Set problem
Keep only the lines of the listing that include the word "Periodic", and copy them.

The input
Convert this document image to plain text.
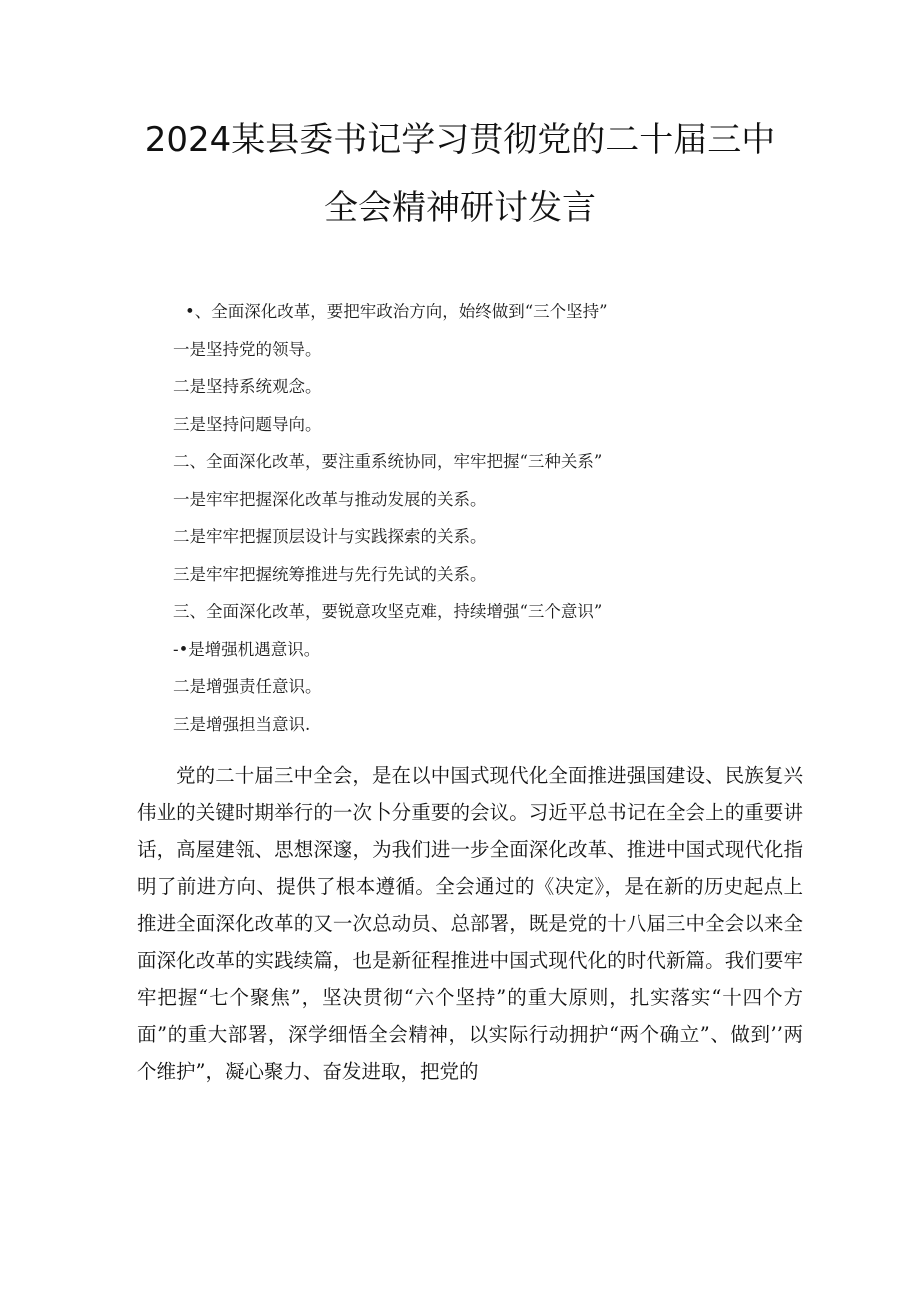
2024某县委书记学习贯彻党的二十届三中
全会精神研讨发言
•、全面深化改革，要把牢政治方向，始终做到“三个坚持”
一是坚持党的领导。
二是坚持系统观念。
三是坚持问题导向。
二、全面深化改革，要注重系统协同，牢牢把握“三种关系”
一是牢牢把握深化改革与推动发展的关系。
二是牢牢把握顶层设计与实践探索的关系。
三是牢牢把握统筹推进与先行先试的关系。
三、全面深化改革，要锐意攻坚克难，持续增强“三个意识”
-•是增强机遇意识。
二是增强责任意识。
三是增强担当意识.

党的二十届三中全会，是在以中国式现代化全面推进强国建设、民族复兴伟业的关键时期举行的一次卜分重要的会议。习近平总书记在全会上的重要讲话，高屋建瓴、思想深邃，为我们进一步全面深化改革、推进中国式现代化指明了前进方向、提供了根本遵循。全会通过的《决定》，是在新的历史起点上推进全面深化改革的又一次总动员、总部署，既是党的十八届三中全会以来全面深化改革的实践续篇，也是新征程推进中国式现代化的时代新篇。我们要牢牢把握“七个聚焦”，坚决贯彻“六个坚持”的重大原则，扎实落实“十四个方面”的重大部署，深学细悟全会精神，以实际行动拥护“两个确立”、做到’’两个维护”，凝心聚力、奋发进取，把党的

==

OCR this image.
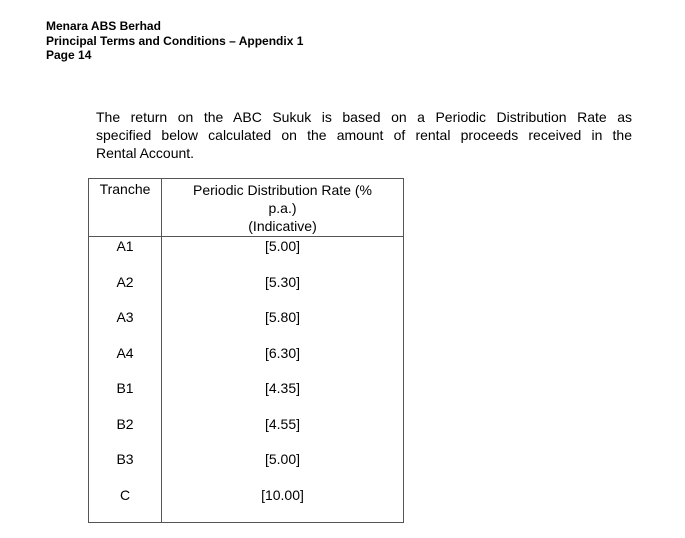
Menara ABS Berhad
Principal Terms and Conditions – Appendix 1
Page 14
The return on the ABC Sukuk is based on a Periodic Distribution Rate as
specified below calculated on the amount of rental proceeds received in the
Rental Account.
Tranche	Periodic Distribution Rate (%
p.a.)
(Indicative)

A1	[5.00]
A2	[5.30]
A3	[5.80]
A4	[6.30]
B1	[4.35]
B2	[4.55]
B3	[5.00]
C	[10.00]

---

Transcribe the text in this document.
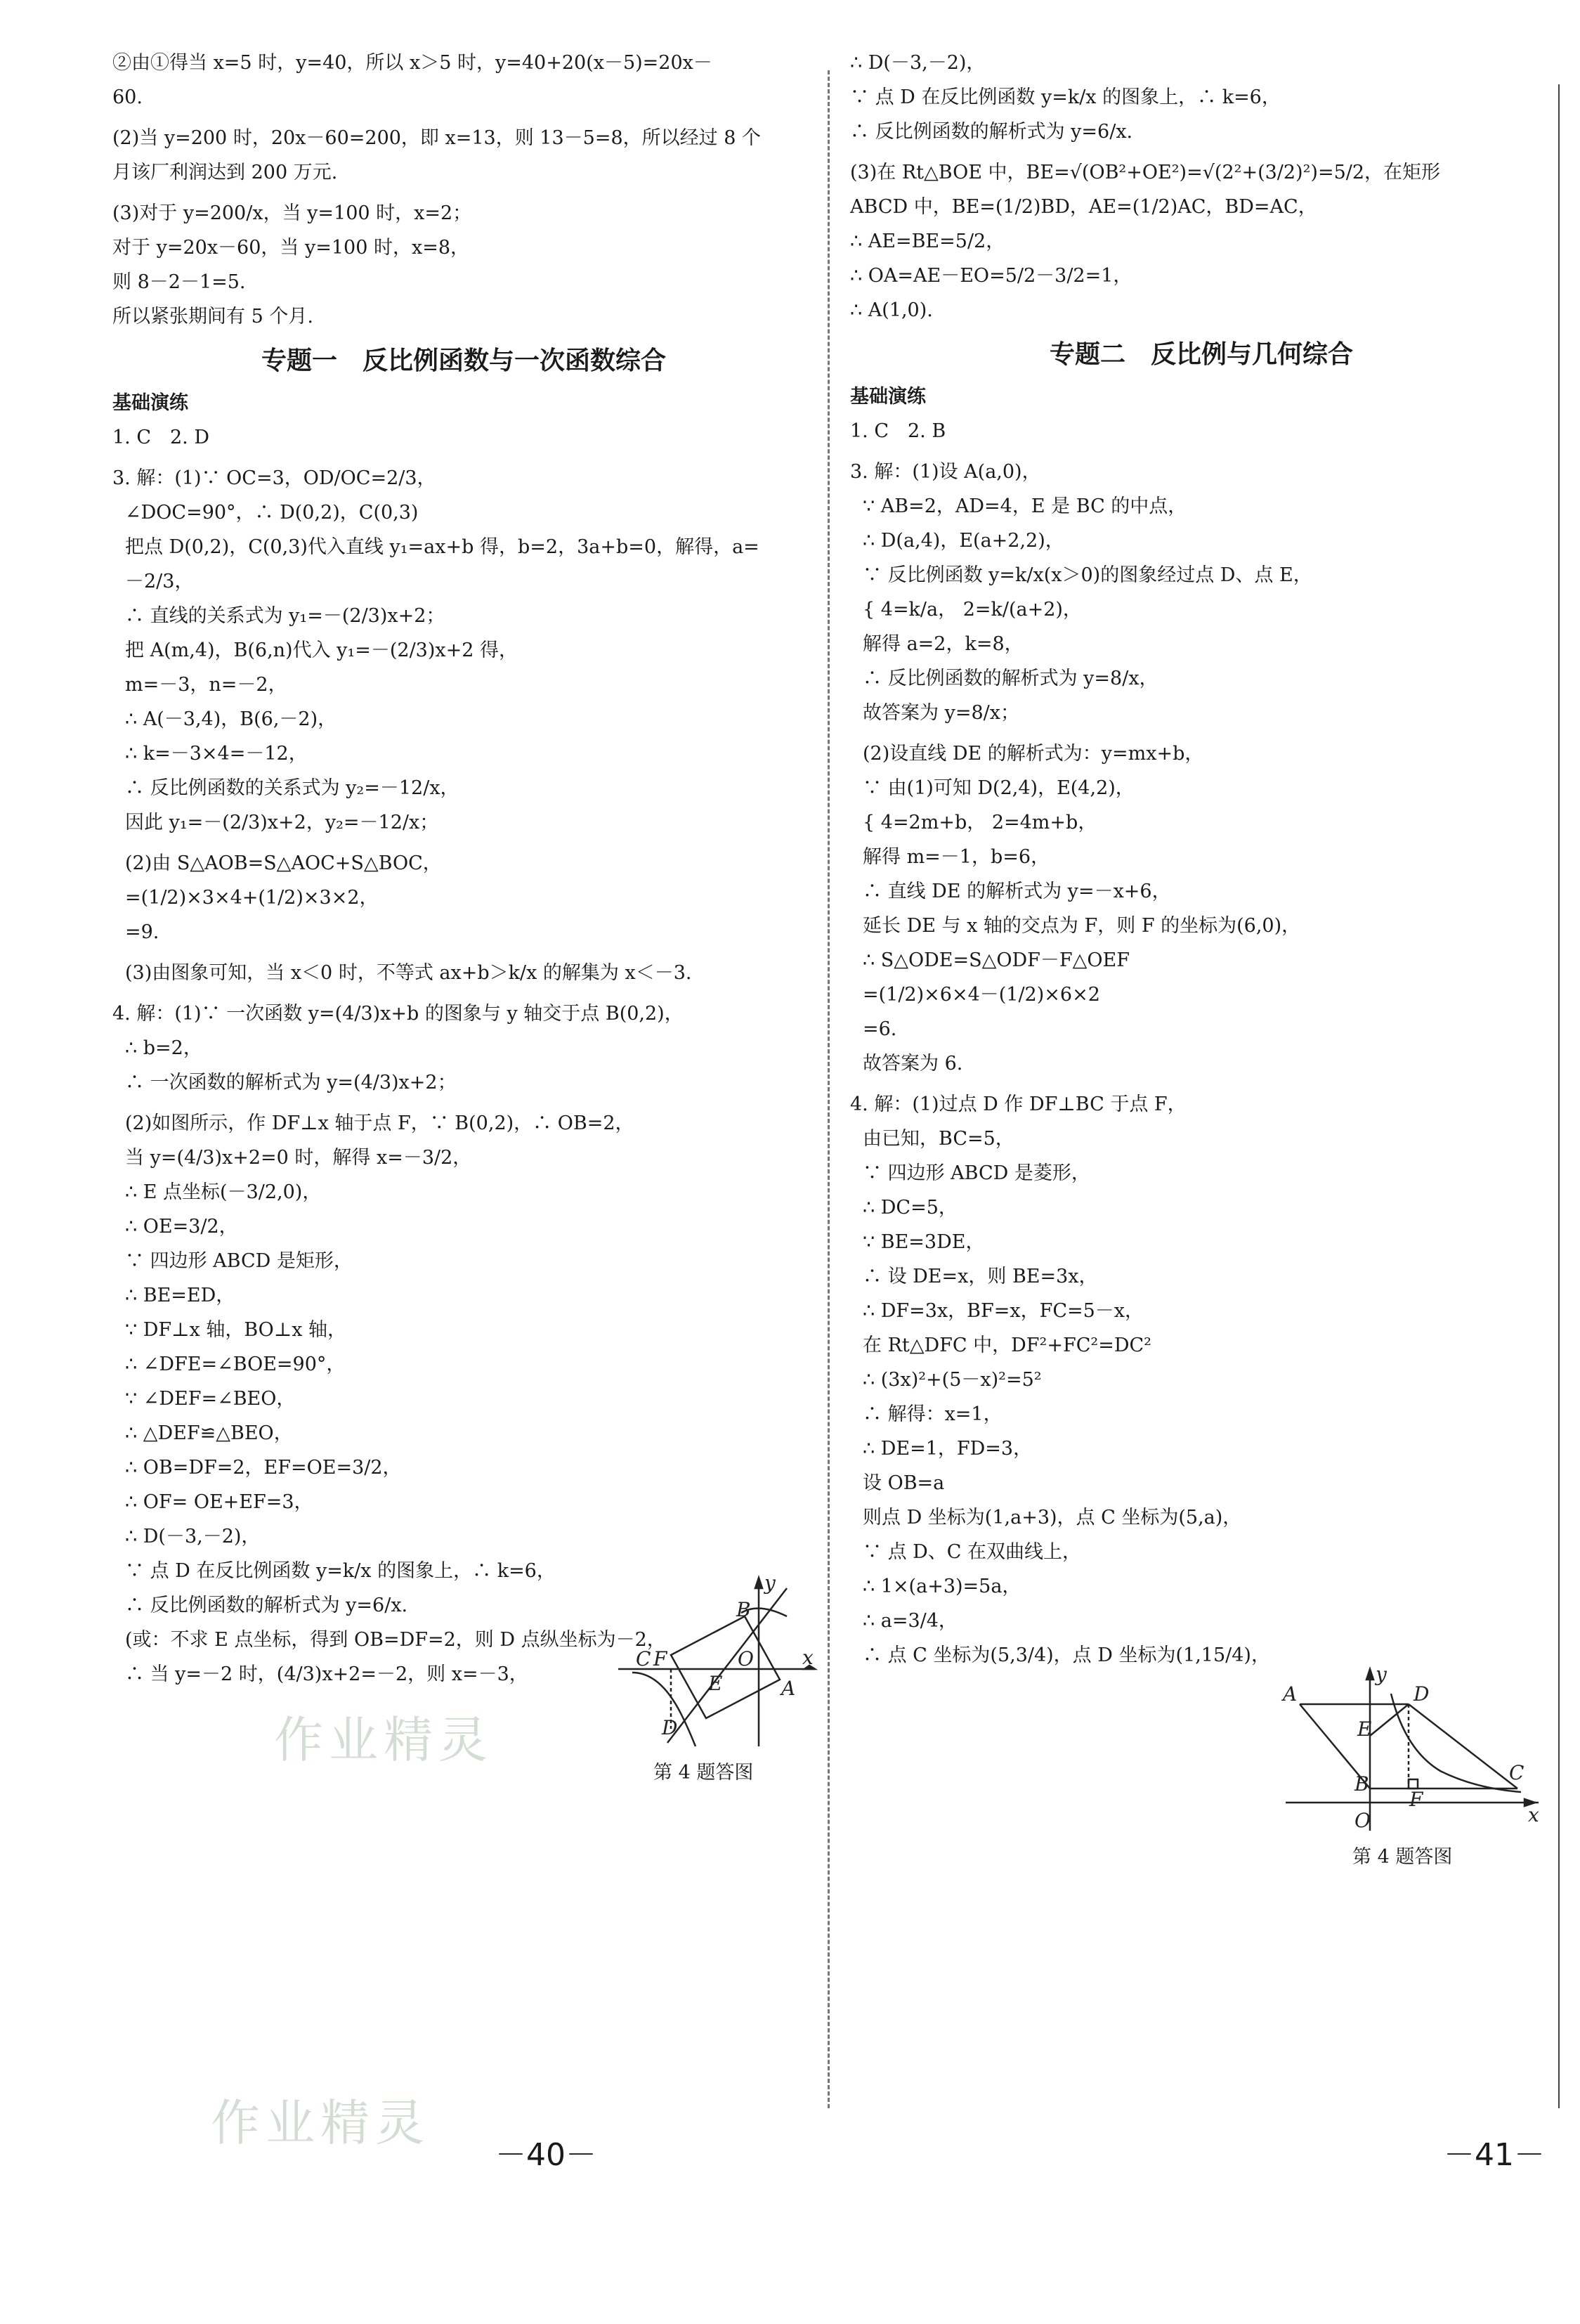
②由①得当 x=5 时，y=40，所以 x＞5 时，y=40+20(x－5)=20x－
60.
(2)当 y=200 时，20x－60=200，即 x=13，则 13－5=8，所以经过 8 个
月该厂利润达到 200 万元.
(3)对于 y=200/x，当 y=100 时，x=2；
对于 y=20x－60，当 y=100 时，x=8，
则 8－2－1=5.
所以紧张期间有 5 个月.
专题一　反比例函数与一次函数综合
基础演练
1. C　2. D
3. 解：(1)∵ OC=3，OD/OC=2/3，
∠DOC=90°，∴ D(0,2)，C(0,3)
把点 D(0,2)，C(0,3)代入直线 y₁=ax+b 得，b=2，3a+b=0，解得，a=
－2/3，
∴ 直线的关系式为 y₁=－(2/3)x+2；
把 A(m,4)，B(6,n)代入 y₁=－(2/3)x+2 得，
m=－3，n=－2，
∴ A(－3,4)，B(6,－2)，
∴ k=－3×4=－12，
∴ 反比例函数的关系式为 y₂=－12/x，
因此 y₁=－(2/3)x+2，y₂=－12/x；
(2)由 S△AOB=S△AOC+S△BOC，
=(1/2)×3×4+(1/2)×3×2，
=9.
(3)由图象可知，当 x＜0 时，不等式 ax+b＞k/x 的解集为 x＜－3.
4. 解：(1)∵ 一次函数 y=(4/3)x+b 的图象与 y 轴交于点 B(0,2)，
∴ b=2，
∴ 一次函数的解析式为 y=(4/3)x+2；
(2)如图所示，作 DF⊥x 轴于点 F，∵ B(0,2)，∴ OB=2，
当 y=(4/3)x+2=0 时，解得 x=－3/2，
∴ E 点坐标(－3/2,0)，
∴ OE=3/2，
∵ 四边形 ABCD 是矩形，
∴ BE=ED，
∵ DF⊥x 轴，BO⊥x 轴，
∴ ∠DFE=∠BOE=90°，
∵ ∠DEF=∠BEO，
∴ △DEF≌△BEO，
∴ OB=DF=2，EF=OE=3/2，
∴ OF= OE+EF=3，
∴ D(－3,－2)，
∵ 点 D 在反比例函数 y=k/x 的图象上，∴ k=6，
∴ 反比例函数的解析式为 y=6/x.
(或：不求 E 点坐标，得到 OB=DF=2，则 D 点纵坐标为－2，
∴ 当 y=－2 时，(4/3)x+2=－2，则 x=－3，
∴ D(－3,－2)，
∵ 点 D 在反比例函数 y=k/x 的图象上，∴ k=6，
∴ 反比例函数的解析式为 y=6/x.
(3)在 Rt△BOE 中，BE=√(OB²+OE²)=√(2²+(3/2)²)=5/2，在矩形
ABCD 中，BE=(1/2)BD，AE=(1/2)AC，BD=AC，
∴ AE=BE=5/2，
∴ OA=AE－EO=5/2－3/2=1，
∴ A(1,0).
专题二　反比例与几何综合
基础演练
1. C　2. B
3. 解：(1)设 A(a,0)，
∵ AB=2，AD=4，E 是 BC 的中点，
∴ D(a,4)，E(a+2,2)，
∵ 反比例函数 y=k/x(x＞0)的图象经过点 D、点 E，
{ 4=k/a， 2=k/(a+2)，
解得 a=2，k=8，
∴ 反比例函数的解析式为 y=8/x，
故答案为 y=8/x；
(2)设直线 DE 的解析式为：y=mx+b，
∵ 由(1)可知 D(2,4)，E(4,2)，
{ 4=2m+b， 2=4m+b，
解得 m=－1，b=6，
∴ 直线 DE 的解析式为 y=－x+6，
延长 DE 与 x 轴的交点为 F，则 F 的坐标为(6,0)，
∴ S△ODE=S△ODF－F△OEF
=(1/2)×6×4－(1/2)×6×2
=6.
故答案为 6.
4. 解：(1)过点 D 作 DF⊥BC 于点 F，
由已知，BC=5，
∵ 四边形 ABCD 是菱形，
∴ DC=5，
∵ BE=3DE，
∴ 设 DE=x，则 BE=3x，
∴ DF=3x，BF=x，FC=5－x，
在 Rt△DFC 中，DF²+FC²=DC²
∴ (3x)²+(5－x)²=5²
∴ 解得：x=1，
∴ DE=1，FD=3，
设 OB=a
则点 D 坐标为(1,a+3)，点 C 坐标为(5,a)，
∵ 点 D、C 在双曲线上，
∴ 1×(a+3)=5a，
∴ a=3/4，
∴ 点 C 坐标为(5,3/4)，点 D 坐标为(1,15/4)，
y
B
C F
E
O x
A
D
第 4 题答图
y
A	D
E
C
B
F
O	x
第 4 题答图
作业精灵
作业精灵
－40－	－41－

Output below
The return on the ABC Sukuk is based on a Periodic Distribution Rate as
Tranche	Periodic Distribution Rate (%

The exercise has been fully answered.